> Trecho
....

Curitiba vai sediar neste mês um encontro nacional de representantes de instituições educacionais voltadas para adolescentes infratores. ‘‘Nos dias 13 e 14 de setembro, no Hotel Caravelle, vamos discutir alternativas para melhorar o atendimento a esses adolescentes’’, diz o promotor de Justiça Murilo Digiácomo. Ele quer aproveitar a oportunidade para discutir a idéia de reduzir a idade penal de 18 para 16 anos, defendida por projetos de lei que tramitam no Congresso Nacional.
‘‘Hoje a população está desinformada e não pode avaliar corretamente essa proposta’’, afirma o promotor. ‘‘Normalmente quem é a favor (da redução da idade penal) parte do princípio de que o adolescente não é reponsabilizado, o que é um equívoco, pois há responsabilidade integral a partir dos 12 anos de idade’’, diz Digiácomo. Segundo ele, em alguns casos a responsabilização de adolescentes é até maior que a de adultos, como nos casos de injúrias, danos materiais e crime contra o patrimônio de ascendentes. ‘‘A proposta é um engodo, pois não resolve nada e cria um problema ainda maior’’, avalia.

....

> Material exibido

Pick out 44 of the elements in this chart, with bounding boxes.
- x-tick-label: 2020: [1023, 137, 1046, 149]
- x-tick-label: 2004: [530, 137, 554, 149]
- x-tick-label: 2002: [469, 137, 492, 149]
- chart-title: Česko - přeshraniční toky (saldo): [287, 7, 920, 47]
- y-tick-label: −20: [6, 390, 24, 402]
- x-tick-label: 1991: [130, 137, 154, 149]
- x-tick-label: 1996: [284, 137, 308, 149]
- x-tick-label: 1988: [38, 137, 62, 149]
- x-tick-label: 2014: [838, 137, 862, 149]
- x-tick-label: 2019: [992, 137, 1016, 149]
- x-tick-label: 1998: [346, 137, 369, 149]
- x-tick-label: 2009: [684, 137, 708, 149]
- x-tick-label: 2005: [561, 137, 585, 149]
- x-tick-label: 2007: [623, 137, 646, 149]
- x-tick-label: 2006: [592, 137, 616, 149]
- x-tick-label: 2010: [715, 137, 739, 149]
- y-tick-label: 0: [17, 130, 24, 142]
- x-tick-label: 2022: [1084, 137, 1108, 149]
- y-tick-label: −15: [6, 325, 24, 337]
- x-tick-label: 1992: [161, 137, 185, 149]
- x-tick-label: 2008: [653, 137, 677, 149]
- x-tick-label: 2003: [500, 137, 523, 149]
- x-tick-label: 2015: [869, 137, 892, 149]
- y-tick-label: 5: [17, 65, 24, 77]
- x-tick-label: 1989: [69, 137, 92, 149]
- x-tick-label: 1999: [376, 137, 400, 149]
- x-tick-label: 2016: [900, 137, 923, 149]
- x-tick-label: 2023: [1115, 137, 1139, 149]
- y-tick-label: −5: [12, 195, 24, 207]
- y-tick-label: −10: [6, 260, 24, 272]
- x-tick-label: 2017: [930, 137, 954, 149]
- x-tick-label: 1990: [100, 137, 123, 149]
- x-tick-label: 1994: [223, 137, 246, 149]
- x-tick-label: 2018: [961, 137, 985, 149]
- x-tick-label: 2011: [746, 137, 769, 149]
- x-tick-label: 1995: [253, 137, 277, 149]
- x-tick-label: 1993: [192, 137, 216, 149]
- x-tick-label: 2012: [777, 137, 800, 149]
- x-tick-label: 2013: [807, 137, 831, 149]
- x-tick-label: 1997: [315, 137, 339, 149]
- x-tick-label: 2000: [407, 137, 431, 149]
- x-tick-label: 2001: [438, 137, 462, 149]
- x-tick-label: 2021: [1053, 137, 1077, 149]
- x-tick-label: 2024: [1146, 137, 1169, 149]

....

> Ação pedida 1
Segundo o trecho sobre o encontro em Curitiba, em que dias ele vai acontecer?
> Ação pedida 2
Dê sequência ao trecho sobre o encontro em Curitiba a partir da última frase apresentada.
Não é preciso consultar os registros.

> Área de resposta 1
Nos dias 13 e 14 de setembro.

> Área de resposta 2
Segundo Digiácomo, dados do Unicef do ano passado indicam que adolescentes são responsáveis por 1,09% dos crimes violentos cometidos no País. Há hoje no Paraná cerca de 300 adolescentes internados, distribuídos entre Foz do Iguaçu (com cerca de 50 internos) e Curitiba, onde o educandário São Francisco abriga cerca de 220 meninos e o Joana Richa cuida de cerca de 30 meninas. Um quarto educandário deve começar a ser construído no ano que vem em Londrina.